▶ **INPUT MATERIAL**

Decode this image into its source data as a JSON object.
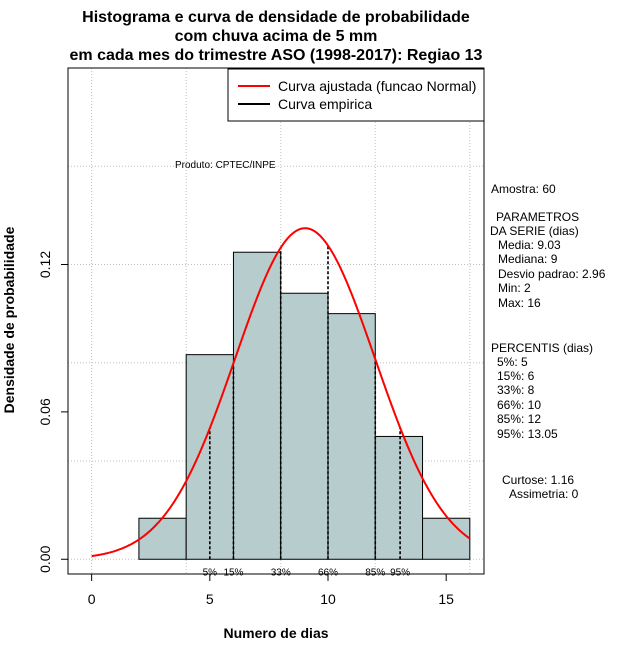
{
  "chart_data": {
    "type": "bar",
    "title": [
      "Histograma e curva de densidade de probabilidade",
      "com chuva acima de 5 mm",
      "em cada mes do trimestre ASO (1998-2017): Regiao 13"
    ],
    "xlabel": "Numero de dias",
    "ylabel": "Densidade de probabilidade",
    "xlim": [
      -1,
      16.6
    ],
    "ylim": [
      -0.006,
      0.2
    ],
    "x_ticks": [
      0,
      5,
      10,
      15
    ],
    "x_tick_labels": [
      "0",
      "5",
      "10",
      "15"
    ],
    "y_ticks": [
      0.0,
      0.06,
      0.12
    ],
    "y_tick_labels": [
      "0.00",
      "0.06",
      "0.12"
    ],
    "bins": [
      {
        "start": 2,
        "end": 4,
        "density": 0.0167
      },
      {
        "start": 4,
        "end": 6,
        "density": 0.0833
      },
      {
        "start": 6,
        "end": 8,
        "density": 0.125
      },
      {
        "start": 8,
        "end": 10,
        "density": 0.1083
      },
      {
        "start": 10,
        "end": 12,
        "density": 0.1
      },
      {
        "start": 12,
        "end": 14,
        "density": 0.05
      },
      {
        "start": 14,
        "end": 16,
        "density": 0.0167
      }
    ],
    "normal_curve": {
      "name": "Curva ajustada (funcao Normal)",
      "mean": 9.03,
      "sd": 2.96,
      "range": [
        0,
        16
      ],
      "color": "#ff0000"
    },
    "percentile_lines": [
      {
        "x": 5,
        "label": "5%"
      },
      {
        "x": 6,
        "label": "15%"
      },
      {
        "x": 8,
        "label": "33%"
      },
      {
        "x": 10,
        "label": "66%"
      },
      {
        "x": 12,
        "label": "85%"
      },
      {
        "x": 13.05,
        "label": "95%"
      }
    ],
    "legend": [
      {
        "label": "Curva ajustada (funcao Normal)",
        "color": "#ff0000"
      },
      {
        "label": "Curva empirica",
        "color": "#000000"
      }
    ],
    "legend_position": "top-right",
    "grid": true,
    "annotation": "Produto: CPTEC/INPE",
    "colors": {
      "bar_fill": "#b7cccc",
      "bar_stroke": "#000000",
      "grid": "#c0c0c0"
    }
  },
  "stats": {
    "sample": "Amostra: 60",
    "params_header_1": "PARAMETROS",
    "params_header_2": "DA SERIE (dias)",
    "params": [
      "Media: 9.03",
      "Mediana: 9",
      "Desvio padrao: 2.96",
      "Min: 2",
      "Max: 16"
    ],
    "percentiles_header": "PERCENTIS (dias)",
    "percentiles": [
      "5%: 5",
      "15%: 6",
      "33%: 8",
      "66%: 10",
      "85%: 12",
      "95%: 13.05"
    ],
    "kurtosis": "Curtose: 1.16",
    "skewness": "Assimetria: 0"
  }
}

==

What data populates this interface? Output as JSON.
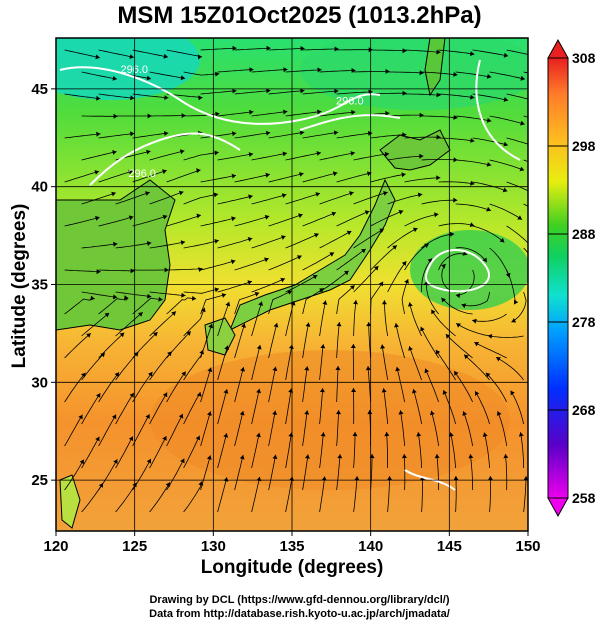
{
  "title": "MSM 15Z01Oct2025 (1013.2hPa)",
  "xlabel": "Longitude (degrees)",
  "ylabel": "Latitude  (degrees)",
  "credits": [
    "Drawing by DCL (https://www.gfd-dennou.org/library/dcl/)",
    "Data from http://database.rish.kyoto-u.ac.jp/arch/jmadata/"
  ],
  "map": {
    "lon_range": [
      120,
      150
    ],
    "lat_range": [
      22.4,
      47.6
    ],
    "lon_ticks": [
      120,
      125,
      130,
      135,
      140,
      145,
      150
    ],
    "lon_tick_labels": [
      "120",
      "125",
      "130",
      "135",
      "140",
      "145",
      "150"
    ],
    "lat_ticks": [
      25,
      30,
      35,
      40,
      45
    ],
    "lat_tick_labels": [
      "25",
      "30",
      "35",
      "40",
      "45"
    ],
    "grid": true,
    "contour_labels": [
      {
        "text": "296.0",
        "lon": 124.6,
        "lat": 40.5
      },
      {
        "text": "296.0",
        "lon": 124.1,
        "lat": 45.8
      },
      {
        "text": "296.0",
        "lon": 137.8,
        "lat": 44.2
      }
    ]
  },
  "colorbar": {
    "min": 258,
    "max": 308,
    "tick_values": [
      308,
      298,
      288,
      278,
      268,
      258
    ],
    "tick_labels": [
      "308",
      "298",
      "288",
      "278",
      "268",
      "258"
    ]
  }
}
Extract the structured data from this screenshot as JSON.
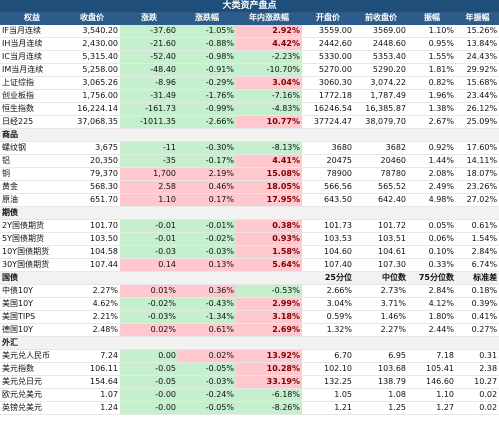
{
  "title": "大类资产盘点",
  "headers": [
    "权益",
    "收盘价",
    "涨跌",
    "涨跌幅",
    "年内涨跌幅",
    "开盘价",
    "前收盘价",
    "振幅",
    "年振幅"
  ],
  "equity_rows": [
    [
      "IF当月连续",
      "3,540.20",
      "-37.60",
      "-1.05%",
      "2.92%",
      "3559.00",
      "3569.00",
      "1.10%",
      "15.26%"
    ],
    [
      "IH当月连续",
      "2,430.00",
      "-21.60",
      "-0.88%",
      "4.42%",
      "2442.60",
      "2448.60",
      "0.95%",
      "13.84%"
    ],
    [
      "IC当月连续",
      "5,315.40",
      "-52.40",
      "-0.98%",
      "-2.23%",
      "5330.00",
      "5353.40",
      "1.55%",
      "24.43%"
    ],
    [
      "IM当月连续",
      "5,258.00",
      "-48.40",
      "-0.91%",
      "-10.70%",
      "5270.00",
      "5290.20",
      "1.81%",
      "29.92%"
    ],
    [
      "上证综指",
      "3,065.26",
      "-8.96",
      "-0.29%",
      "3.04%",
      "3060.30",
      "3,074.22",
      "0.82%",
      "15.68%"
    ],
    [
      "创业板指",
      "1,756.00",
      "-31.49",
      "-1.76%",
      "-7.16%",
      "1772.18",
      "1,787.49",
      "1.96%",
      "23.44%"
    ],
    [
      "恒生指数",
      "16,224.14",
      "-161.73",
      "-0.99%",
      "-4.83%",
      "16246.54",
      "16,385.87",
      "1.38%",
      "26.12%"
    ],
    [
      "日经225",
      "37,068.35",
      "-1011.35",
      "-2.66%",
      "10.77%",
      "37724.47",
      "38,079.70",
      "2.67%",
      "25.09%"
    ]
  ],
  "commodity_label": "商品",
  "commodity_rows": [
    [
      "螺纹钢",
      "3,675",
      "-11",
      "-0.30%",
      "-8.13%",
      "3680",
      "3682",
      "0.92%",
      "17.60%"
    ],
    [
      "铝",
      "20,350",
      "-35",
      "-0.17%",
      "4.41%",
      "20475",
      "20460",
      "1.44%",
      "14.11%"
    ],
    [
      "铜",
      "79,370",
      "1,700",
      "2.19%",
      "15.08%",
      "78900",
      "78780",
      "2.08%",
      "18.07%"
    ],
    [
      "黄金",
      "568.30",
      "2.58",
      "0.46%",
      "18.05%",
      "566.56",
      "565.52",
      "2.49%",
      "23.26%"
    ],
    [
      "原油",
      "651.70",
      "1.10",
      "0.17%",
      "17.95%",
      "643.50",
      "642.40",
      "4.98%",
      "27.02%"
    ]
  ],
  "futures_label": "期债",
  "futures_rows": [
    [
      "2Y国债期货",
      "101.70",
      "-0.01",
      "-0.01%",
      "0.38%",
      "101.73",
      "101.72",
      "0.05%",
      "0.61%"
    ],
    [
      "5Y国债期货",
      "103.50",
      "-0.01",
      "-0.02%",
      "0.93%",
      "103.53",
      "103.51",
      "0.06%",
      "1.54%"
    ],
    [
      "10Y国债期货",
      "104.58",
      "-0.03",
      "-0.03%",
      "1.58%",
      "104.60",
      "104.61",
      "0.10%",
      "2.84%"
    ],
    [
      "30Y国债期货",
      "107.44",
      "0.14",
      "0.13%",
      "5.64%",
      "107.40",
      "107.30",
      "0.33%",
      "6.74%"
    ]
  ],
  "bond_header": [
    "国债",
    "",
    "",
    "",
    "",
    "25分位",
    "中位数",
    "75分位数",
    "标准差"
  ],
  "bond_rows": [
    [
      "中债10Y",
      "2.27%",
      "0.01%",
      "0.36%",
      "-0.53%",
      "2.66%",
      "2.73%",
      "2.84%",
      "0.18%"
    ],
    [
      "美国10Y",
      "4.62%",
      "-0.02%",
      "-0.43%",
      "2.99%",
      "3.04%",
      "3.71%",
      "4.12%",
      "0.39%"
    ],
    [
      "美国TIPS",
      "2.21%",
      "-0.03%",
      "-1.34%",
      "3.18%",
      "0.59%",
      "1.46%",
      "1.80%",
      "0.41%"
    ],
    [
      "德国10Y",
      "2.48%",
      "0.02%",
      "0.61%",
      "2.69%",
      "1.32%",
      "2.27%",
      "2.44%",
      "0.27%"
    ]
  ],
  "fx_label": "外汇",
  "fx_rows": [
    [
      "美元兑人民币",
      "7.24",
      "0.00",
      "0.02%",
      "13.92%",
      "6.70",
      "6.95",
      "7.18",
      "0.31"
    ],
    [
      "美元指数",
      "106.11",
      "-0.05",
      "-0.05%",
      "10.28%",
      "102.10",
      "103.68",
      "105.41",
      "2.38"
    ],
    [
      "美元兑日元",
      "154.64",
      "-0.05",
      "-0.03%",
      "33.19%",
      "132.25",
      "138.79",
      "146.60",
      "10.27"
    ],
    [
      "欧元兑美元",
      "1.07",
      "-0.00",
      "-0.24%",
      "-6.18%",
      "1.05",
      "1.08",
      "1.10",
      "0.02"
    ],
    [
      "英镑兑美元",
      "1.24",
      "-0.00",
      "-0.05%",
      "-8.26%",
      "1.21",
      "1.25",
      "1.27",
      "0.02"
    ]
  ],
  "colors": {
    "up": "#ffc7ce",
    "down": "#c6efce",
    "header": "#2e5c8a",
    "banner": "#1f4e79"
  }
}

▶ **YOUR OBJECTIVE**
Using the listing, copy every line where the word "degrees" shows up.

▶ **SOLUTION TO THE EXERCISE**
  "xlabel": "Longitude (degrees)",
  "ylabel": "Latitude  (degrees)",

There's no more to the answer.